* Exercise goal
In the listing below, identify each line with the word "name" and return those lines.

* Dataset entries on figures
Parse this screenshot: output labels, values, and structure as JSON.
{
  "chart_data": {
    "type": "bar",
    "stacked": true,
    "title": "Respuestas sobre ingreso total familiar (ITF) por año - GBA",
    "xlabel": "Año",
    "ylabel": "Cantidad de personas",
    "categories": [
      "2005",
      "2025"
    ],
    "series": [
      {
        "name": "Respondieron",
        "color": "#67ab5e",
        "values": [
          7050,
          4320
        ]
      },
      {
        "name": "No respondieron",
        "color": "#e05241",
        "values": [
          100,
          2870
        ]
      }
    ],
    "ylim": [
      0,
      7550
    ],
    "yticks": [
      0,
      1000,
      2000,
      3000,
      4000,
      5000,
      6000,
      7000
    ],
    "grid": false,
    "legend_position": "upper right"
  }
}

* Completed exercise
        "name": "Respondieron",
        "name": "No respondieron",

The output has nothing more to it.